#### [Task prompt]
Copy the part of the piece about Dad and Gramps below that begins with the words containing "Having said all" and ends with "hard day’s work.".

#### [Document section]
----------------------------------------
My brother Dave texted me the other day and asked me an interesting question. Was Dad close to Gramps? Gramps, of course, was our grandfather, my dad’s father. Gramps died in 1969 at the very young age of 69, and Dave had not even turned 10. His memories of Gramps are mostly limited to their interactions in the bakery.
The truth of the matter is that I was unable to answer the question. I have only one fact under my belt dealing with that question. Gramps had his first stroke a couple of years before he died. Grammie called Dad in the middle of the night, and he immediately got dressed and drove over to be with her as she waited for the ambulance. A few years later, he got another phone call from Grammie, and this time Gramps didn’t live. The next few hours and days went about as you would expect. But then one night, in the darkness of the early hours, I heard my dad crying behind their closed bedroom door. Sobbing, in a way I had never heard before. I could hear my mother softly comforting him.
Grammie and Gramps emigrated from Switzerland — the German part of Switzerland. I don’t think I’m overly generalizing when I say that Germanic people are not warm and fuzzy. I don’t think I ever hugged my grandfather. We shook hands when we greeted one another. That’s how he greeted all of his kids and grandkids as far as I know. So there was, of course, never a time when I witnessed my dad giving Gramps a great big hug hello, the way that Bill and I greet our kids. But I also remember Gramps playing a game with me as a small child in which he used his hand to imitate a bear getting closer and closer to my tummy, all the while saying ahuntabear ahuntabear, until the “bear” got me and tickled me.
That was affection, wasn’t it? Dad did the same thing to his grandkids, and so do I. (Well, so DID I as I’m pretty sure even our youngest grandchild, 7-year-old Cole, would turn and run at the first huntabear.)
All this is to say that the fact that Dad and Gramps didn’t give each other hugs, or even high fives, doesn’t mean they weren’t close.
And as I’m thinking about it, really no one was as affectionate in the first half of the 20th century in the same way that we are now. Though COVID put a bit of a brake to it, Americans do more hugging than probably necessary. When did we start hugging people we first meet? And while you’re at it, get off my lawn.
Having said all of the above, I would have liked to have been a fly on the wall and listened to my dad and my grandfather as they worked together all of those years. My dad learned to bake just as my brother learned to bake — at the side of their fathers. My dad always told the story of the Great Depression, when my grandmother would try to be frugal by serving a sweet fruit salad for dinner. He and Gramps were not happy campers to be eating fruit cocktail and whipped cream after a hard day’s work.
“What’s Mom making for dinner tonight?” he would ask Gramps.
“You’re not going to be happy when I tell you what she has planned,” his father would respond.
“Someone should invent a restaurant that you can drive up to and order a hamburger to go,” my dad would say.
“Son, that will never happen,” Gramps would reply.
Did you know Gramps was in the Swiss military? Have you googled Gramps? A nice newspaper article comes up. Beckie and I found it this summer. I believe part of his decision to immigrate was to avoid a second World War.
----------------------------------------
#### [Data]
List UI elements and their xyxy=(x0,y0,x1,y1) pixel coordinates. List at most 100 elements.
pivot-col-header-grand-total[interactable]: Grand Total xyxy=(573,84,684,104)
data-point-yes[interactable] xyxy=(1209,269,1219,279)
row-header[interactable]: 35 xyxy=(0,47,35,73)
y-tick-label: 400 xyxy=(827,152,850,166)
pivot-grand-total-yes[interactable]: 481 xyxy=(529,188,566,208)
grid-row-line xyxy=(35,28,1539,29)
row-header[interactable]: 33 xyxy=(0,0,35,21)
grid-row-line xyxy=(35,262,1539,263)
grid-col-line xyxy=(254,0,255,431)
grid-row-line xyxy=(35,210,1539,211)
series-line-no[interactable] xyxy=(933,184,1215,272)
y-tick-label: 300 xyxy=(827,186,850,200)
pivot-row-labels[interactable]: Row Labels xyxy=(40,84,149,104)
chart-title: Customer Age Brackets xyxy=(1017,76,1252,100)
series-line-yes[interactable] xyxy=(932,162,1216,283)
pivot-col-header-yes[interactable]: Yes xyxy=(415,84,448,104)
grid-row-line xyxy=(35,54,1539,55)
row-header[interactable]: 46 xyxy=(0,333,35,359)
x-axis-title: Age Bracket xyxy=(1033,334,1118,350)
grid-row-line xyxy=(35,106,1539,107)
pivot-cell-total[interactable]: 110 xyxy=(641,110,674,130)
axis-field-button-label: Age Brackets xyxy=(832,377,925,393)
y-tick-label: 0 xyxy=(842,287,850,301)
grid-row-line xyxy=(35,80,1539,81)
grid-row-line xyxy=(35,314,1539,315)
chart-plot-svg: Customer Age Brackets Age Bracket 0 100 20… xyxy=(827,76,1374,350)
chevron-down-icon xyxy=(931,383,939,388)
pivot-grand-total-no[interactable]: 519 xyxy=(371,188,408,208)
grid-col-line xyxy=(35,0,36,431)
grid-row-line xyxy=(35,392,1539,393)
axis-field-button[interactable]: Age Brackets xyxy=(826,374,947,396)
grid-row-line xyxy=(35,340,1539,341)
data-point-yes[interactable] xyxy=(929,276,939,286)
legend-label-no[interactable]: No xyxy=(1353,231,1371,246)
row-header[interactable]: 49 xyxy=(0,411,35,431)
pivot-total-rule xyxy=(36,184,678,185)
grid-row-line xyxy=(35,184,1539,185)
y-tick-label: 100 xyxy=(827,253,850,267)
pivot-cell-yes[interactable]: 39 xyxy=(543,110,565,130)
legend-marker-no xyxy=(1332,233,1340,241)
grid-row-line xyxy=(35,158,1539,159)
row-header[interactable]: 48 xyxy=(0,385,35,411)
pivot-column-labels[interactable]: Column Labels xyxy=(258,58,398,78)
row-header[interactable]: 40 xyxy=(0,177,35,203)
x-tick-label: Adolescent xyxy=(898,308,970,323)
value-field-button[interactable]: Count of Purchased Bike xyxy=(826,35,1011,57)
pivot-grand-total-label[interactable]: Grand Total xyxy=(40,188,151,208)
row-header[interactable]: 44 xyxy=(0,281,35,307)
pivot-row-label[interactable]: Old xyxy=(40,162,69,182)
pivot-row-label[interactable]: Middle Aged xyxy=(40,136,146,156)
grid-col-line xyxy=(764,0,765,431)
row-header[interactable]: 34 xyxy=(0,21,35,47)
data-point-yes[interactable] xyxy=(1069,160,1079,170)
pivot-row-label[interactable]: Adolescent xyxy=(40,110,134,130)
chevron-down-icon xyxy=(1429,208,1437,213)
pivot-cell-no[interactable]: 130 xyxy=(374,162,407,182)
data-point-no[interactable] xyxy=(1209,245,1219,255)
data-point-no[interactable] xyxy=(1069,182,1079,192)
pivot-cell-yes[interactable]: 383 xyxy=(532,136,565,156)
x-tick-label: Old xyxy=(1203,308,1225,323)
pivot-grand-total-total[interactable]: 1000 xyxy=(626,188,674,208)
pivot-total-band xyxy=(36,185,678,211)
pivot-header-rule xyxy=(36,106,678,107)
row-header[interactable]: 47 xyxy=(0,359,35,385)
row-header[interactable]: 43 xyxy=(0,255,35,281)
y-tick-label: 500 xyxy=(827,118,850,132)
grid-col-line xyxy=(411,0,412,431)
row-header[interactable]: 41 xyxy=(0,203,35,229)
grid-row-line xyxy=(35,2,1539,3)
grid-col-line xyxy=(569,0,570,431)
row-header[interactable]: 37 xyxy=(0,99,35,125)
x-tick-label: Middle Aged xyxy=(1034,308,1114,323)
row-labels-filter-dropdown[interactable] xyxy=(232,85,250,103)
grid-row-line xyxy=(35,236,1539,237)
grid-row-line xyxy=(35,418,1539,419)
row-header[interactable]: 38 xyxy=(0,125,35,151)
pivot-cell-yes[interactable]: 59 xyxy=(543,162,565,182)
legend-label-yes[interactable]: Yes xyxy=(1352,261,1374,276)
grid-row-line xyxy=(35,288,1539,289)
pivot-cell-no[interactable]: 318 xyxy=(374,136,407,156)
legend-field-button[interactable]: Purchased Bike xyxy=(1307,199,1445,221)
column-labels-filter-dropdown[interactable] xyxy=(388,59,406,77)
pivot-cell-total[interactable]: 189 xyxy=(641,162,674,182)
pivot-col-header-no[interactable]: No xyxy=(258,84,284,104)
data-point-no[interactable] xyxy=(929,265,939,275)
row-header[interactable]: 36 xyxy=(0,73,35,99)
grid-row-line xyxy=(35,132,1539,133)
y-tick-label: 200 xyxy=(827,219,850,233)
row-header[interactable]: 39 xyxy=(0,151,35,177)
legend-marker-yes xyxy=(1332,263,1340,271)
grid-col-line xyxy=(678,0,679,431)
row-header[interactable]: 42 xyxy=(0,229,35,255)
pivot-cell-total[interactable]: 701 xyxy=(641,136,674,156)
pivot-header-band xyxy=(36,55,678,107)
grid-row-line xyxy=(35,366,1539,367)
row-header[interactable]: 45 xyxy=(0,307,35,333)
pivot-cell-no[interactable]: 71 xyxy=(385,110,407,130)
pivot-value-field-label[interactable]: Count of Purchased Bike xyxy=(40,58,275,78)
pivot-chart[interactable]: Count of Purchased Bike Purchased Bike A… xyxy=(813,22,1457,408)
----------------------------------------
#### [Answer space]
Having said all of the above, I would have liked to have been a fly on the wall and listened to my dad and my grandfather as they worked together all of those years. My dad learned to bake just as my brother learned to bake — at the side of their fathers. My dad always told the story of the Great Depression, when my grandmother would try to be frugal by serving a sweet fruit salad for dinner. He and Gramps were not happy campers to be eating fruit cocktail and whipped cream after a hard day’s work.